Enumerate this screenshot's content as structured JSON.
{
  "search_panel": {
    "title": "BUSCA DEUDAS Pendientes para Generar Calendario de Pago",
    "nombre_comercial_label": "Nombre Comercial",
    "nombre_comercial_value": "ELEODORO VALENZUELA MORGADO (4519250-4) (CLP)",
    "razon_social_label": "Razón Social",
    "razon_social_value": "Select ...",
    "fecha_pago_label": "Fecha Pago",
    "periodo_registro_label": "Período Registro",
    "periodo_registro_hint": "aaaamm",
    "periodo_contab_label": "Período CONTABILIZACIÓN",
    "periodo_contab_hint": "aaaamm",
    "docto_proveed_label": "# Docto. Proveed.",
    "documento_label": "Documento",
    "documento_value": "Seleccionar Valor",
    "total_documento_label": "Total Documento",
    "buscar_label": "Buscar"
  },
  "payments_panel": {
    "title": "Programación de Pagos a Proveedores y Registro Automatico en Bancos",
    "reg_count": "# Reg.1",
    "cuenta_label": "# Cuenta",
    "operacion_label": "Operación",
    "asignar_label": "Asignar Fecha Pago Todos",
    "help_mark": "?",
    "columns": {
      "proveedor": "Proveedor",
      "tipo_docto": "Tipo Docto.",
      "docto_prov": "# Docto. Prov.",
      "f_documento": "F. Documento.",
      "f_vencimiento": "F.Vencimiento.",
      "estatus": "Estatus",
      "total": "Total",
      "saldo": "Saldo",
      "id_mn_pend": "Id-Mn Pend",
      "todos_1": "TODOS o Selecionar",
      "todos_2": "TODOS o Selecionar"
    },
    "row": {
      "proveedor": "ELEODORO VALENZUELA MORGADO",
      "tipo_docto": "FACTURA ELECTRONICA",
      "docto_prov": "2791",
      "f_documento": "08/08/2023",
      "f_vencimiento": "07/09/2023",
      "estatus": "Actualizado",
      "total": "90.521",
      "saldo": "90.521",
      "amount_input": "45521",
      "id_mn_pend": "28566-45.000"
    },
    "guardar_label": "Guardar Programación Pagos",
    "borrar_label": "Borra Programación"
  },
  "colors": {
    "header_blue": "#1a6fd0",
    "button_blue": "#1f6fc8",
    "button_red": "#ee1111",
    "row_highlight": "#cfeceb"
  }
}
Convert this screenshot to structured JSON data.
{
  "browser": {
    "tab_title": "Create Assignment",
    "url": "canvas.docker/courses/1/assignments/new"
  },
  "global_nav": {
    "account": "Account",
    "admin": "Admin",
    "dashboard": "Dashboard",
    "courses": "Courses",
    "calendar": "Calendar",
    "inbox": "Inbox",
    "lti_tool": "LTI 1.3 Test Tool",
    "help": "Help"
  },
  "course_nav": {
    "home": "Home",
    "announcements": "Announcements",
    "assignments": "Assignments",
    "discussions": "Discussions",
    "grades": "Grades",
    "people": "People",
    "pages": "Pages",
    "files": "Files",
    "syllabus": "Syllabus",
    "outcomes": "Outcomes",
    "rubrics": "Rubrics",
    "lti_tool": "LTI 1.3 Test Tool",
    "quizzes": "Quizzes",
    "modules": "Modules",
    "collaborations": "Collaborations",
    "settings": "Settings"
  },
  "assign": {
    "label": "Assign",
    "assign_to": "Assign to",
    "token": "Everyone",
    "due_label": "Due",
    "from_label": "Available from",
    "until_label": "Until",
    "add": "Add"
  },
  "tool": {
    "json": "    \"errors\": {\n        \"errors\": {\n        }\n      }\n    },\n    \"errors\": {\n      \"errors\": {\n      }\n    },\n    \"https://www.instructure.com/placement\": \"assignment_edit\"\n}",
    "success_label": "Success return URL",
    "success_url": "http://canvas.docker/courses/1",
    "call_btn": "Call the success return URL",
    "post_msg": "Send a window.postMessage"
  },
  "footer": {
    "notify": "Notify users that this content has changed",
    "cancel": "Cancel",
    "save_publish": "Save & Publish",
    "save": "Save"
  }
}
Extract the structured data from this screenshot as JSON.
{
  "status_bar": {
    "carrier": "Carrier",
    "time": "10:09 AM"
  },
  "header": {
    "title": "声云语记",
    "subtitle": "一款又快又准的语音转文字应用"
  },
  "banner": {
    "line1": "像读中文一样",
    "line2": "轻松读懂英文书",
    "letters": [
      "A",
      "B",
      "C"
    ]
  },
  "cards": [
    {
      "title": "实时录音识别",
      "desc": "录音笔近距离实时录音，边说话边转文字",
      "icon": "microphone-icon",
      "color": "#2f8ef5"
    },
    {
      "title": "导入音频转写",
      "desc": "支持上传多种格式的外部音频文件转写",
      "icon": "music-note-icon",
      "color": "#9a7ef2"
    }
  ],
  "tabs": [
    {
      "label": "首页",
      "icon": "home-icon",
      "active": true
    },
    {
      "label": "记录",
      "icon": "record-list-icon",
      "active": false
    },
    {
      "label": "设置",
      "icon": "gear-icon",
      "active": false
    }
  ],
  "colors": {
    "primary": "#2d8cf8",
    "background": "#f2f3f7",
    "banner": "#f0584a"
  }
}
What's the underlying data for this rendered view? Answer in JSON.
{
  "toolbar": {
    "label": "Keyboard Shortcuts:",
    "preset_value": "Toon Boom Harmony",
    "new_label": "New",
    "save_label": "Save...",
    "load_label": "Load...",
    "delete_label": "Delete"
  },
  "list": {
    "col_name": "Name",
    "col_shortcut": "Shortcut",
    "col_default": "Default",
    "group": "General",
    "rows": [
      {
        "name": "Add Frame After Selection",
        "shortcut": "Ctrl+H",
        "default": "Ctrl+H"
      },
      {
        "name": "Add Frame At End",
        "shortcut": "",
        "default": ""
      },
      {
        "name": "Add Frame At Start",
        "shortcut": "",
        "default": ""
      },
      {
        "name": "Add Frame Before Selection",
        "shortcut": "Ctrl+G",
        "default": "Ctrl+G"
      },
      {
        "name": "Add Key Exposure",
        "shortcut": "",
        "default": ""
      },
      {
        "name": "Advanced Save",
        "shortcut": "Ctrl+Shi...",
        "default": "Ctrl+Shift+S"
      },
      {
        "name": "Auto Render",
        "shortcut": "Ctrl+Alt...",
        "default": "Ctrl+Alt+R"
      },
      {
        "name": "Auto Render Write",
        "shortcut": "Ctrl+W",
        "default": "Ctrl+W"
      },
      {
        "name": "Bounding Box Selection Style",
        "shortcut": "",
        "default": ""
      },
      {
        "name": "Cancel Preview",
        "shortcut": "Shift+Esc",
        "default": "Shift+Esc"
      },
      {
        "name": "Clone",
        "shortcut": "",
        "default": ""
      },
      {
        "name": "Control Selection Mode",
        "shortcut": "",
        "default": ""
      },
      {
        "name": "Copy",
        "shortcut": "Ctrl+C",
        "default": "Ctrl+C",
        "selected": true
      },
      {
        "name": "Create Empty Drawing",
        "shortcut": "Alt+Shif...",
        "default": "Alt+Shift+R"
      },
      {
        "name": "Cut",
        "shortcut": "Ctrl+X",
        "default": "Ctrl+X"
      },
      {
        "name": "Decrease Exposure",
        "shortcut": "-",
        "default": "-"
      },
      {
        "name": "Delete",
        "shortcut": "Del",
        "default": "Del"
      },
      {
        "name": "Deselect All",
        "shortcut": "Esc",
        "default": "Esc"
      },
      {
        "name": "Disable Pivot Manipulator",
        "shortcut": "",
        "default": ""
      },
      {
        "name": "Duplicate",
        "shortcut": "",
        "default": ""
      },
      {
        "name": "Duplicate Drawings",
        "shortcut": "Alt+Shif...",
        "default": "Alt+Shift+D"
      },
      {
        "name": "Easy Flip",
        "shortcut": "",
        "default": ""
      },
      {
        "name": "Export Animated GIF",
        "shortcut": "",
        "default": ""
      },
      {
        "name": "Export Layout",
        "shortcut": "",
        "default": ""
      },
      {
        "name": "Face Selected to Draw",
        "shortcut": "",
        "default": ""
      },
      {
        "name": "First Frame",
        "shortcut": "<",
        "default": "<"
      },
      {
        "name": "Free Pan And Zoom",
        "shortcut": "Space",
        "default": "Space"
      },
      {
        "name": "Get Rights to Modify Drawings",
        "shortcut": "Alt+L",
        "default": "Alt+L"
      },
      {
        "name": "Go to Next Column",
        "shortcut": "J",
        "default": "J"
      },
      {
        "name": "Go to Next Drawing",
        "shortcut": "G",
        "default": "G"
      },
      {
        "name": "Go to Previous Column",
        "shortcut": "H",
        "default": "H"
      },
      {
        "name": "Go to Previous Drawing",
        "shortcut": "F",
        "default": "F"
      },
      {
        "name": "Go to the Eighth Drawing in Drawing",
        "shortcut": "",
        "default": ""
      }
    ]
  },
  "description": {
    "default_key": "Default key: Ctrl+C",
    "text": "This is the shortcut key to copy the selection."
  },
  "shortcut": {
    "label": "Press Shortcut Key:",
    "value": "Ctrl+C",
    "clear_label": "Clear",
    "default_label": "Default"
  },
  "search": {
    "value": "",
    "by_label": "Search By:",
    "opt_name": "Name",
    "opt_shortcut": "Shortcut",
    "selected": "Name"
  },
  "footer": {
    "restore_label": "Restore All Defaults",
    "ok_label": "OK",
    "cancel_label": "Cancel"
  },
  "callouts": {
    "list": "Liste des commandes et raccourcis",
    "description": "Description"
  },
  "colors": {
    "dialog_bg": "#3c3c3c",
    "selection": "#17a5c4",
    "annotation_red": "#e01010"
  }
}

GIVEN PROBLEM —
In the listing above, find the lines holding the word "return" and copy them.

WRITTEN SOLUTION —
    "success_label": "Success return URL",
    "call_btn": "Call the success return URL",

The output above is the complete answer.